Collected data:
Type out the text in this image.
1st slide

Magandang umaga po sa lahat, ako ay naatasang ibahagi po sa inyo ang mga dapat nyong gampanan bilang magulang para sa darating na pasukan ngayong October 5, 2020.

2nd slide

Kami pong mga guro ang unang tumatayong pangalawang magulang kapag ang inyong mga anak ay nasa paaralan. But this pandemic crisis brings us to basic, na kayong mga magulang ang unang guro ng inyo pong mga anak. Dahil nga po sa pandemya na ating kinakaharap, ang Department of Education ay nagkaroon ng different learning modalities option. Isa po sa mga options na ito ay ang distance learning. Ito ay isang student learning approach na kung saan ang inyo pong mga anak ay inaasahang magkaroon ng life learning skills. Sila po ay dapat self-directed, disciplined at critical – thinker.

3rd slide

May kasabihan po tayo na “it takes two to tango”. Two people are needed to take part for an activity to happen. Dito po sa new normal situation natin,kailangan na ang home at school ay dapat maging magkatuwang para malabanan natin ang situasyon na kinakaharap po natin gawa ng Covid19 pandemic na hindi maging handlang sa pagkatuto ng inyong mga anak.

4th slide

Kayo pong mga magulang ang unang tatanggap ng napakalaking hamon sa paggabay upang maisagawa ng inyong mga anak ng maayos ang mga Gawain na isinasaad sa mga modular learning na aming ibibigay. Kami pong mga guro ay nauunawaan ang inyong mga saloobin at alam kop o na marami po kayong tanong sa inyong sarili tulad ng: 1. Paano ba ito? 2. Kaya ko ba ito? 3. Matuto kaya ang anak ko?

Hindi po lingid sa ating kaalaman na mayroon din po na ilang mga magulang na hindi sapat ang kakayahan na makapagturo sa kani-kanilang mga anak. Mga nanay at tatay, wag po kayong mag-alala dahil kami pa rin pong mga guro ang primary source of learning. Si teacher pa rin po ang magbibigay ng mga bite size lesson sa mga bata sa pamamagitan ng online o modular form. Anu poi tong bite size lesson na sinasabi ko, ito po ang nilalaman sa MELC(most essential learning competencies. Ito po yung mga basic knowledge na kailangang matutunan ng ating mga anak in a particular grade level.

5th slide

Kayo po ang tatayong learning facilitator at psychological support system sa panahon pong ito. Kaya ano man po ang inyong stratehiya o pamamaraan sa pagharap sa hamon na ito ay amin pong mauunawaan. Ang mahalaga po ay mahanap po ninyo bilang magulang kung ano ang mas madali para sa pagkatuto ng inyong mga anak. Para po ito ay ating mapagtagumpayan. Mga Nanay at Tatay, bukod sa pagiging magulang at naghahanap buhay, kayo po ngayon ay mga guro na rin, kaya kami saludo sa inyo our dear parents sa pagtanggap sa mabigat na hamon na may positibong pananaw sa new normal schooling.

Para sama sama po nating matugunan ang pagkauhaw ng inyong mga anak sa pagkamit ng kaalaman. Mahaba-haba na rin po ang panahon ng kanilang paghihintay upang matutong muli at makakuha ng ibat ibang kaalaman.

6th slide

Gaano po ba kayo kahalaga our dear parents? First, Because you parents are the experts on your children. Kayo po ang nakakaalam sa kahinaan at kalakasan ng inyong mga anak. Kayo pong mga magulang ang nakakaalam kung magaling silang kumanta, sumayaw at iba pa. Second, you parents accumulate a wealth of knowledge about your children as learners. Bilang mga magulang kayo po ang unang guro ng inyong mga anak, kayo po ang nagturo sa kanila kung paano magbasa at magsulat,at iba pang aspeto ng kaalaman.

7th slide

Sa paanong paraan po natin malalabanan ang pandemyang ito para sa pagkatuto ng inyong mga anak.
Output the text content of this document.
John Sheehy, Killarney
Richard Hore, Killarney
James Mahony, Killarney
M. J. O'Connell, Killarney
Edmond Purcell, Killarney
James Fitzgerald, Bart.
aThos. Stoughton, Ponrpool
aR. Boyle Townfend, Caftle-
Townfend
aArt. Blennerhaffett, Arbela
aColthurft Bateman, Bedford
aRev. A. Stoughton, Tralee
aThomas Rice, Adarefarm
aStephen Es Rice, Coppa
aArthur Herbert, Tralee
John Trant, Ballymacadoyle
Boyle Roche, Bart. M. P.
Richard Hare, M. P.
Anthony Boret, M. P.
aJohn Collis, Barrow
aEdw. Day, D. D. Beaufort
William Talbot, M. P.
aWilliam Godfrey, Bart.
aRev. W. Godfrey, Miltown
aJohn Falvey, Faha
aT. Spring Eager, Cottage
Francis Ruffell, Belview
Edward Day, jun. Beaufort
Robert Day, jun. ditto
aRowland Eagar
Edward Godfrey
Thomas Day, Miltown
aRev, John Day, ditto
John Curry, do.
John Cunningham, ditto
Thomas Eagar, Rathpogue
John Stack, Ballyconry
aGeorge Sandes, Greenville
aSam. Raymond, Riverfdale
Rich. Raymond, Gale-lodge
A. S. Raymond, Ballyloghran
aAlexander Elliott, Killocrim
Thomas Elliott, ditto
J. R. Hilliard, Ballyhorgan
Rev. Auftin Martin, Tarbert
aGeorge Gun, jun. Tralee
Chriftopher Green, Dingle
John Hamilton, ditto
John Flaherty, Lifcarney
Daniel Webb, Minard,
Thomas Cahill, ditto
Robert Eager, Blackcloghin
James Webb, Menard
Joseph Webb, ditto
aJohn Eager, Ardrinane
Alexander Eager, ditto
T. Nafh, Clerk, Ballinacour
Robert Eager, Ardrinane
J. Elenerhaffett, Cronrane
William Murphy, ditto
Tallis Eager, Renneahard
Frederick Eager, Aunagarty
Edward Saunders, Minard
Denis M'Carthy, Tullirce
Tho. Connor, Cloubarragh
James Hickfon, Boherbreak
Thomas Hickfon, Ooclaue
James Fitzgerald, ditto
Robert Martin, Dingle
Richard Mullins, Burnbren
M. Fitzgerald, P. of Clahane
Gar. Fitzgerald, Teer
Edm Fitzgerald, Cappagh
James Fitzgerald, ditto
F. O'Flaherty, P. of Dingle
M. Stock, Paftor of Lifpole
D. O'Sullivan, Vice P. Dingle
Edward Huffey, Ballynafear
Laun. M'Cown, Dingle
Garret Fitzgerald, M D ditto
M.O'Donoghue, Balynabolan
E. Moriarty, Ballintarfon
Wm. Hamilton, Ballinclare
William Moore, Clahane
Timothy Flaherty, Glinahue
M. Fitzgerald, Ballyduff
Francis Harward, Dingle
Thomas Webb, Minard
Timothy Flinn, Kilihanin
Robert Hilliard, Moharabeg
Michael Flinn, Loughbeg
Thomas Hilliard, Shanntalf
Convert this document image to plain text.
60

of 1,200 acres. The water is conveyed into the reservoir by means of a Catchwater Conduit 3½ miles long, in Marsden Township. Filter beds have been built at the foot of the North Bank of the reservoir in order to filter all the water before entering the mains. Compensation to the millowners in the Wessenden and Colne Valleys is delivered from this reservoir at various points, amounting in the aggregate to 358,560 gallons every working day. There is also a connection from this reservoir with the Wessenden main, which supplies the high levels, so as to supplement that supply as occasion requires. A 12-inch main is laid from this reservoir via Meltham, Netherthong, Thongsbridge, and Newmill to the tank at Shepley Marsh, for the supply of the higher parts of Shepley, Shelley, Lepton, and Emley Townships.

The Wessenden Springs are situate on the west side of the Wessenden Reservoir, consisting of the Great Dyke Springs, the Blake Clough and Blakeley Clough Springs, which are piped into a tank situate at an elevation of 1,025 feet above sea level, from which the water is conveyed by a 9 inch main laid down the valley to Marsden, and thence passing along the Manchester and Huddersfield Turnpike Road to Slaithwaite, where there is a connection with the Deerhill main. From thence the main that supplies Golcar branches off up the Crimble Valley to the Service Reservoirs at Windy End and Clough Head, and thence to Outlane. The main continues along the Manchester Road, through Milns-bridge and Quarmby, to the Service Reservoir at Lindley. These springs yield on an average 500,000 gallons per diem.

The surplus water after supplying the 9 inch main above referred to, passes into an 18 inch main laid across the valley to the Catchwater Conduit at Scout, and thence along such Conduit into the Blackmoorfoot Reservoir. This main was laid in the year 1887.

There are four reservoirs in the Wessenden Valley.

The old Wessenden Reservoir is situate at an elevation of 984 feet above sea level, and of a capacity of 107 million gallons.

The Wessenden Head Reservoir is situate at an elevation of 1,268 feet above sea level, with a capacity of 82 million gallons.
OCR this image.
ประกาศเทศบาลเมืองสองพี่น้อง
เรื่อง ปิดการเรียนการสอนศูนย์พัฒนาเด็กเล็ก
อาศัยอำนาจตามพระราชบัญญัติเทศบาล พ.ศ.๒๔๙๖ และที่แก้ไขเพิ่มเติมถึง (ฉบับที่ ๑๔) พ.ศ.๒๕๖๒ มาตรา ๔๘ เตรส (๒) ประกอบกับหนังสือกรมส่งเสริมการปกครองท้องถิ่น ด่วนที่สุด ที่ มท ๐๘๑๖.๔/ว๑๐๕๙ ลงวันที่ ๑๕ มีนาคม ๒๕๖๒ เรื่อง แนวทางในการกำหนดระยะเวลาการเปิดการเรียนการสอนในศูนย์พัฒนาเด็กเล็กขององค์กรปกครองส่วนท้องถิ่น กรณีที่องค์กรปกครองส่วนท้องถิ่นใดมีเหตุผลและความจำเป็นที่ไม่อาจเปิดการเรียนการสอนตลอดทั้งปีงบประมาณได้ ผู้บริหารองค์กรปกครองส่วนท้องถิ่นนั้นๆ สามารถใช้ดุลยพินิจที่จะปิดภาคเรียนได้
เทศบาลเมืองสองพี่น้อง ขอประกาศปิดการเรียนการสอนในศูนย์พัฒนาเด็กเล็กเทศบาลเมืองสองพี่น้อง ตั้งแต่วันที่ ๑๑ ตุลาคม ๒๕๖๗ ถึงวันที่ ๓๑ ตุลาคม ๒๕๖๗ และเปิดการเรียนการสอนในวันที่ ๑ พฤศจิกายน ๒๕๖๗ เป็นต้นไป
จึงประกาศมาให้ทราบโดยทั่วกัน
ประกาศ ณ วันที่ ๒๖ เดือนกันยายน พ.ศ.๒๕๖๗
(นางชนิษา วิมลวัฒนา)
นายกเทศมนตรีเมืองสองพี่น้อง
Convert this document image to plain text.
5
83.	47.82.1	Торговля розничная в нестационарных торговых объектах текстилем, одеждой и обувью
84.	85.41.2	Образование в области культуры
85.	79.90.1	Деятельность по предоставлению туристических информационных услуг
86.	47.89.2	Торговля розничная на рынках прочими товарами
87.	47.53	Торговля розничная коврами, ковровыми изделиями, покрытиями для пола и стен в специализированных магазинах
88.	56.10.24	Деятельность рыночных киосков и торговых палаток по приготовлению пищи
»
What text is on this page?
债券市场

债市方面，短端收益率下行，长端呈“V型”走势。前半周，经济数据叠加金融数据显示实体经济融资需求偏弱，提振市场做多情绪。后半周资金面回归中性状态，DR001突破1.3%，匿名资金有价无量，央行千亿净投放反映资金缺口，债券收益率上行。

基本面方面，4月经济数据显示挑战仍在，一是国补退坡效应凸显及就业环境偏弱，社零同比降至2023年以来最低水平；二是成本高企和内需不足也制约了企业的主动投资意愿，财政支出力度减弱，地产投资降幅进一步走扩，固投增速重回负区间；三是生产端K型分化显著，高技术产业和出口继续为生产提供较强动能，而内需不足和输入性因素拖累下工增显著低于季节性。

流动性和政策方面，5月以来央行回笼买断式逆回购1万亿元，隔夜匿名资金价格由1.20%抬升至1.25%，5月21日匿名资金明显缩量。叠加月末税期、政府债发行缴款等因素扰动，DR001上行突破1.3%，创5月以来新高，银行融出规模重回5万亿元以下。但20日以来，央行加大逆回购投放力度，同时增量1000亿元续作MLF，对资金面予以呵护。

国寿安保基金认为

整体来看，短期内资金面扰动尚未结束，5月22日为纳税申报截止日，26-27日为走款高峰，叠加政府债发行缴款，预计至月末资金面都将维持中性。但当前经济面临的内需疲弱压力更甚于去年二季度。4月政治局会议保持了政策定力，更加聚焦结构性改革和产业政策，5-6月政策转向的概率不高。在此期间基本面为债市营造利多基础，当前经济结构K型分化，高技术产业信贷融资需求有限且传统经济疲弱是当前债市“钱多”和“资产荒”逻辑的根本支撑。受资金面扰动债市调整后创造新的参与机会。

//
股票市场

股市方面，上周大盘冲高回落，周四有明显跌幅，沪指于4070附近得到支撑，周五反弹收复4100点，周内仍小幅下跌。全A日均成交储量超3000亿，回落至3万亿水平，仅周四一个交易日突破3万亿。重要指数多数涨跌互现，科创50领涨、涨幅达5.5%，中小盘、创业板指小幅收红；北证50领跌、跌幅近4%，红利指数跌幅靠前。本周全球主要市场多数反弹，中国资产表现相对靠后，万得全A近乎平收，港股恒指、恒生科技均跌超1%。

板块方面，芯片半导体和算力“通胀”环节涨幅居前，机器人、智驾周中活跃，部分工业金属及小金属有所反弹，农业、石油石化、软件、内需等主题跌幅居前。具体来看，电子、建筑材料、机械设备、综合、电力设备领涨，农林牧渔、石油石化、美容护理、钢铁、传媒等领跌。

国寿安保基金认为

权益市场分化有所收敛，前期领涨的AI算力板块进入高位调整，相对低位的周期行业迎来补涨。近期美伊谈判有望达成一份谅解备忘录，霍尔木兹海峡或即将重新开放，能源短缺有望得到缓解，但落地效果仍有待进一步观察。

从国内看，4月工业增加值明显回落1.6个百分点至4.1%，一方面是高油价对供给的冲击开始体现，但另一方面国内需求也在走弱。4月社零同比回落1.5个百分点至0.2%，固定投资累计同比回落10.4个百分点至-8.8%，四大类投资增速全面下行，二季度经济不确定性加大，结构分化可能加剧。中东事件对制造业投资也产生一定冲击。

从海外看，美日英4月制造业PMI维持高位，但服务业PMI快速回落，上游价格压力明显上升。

• Objective: Give the number of lines in the entries above that include the string "Stoughton". No other output is expected.

• Task output: 2